### Supplied information
--------------------

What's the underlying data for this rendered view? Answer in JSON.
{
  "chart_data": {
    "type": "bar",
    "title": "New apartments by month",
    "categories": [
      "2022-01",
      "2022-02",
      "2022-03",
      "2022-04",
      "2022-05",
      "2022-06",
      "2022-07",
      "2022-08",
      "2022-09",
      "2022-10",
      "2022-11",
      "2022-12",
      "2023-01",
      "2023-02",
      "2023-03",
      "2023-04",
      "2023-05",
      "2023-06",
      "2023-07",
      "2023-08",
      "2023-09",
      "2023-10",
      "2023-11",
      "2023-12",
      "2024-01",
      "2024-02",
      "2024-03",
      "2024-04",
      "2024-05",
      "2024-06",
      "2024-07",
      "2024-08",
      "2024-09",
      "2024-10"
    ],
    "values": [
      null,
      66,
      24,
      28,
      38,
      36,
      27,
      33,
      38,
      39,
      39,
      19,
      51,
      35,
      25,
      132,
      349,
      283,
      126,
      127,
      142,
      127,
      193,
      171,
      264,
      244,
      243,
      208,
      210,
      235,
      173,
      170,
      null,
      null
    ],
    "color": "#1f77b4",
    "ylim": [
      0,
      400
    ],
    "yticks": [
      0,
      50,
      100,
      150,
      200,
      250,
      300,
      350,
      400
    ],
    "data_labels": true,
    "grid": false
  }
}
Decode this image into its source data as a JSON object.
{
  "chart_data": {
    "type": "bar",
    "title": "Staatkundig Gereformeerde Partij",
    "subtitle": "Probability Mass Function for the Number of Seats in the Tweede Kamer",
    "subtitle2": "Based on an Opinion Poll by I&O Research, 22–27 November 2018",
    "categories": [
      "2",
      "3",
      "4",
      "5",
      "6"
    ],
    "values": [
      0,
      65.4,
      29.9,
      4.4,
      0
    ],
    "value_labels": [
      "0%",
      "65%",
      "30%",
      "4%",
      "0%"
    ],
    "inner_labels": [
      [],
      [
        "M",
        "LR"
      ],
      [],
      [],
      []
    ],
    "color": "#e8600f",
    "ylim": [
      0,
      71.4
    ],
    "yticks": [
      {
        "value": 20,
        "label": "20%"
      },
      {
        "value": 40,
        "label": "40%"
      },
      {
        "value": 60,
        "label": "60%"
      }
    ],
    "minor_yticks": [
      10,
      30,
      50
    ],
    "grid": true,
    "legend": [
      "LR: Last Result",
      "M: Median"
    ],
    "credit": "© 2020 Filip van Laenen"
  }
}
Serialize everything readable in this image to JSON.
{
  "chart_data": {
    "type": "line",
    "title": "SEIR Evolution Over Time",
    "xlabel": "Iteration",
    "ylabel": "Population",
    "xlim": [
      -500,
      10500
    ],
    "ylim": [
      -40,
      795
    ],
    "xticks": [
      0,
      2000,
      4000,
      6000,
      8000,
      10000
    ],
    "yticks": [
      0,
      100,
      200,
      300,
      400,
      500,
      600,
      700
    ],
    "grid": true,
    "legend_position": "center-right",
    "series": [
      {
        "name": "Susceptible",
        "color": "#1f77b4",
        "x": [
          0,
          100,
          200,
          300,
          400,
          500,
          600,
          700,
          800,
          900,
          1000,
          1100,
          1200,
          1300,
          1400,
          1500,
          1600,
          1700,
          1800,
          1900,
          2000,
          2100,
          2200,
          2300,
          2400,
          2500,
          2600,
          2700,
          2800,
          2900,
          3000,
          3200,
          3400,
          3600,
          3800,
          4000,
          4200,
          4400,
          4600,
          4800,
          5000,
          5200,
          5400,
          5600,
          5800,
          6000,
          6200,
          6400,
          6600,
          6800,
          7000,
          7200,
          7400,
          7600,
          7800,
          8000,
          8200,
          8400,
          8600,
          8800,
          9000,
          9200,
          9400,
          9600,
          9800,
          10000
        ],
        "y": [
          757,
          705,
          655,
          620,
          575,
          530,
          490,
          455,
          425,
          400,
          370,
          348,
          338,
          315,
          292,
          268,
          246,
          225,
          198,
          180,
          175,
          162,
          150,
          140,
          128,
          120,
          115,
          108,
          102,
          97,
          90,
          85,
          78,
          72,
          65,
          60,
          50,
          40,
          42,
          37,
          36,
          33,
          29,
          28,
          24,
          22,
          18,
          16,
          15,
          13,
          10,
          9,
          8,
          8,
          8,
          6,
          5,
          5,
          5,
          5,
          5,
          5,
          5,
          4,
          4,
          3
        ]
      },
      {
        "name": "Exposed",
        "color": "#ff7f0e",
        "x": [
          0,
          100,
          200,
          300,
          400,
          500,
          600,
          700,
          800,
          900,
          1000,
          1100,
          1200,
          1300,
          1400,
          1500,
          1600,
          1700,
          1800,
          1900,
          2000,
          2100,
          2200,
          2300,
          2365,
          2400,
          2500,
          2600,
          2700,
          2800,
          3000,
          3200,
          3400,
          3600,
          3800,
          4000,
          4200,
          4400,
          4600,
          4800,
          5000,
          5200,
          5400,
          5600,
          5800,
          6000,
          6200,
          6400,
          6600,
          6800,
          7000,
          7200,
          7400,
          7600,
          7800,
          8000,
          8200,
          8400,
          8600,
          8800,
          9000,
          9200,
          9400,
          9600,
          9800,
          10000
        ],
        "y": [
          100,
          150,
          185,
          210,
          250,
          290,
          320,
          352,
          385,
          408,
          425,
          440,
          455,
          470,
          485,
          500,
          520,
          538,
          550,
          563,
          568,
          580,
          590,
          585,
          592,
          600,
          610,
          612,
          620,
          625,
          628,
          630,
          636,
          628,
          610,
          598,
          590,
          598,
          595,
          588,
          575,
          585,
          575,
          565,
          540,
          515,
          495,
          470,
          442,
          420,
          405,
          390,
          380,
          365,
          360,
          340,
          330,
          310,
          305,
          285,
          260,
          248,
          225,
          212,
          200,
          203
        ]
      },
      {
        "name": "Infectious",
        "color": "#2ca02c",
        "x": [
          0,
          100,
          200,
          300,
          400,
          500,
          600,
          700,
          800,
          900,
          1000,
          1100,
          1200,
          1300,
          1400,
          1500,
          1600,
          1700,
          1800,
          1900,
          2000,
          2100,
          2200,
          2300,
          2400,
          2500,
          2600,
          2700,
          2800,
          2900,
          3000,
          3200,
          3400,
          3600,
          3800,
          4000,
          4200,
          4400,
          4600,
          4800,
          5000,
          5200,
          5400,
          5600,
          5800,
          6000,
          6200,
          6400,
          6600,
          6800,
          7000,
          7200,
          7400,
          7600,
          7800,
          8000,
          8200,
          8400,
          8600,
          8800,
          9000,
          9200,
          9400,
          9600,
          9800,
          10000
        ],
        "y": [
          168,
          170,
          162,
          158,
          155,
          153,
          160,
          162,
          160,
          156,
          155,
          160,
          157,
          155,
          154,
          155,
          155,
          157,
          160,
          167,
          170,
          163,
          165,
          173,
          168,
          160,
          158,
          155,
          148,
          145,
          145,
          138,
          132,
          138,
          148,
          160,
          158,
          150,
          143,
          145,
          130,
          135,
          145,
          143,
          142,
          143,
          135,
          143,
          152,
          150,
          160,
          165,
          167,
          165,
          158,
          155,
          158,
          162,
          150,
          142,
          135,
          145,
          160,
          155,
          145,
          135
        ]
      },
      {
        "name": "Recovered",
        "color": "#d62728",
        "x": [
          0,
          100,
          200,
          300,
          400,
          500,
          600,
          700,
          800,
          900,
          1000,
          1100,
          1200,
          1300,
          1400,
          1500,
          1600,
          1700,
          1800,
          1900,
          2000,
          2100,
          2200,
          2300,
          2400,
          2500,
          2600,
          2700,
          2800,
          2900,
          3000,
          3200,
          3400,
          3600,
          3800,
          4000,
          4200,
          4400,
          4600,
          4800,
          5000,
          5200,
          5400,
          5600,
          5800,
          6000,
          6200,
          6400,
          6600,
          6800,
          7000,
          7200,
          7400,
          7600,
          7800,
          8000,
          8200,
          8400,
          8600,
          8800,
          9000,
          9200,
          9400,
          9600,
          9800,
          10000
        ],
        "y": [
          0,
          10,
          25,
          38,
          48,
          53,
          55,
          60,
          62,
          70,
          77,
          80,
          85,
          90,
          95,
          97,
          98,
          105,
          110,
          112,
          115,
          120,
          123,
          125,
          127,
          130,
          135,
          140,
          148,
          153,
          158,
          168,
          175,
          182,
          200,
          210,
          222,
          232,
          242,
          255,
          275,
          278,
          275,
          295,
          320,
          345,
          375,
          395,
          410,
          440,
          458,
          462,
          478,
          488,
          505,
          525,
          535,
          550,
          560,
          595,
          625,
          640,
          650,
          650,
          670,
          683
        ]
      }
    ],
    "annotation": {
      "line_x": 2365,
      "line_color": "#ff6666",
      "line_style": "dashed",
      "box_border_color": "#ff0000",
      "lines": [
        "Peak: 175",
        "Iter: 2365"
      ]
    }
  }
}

--------------------

Every line that holds the word "name" should be extracted.

        "name": "Susceptible",
        "name": "Exposed",
        "name": "Infectious",
        "name": "Recovered",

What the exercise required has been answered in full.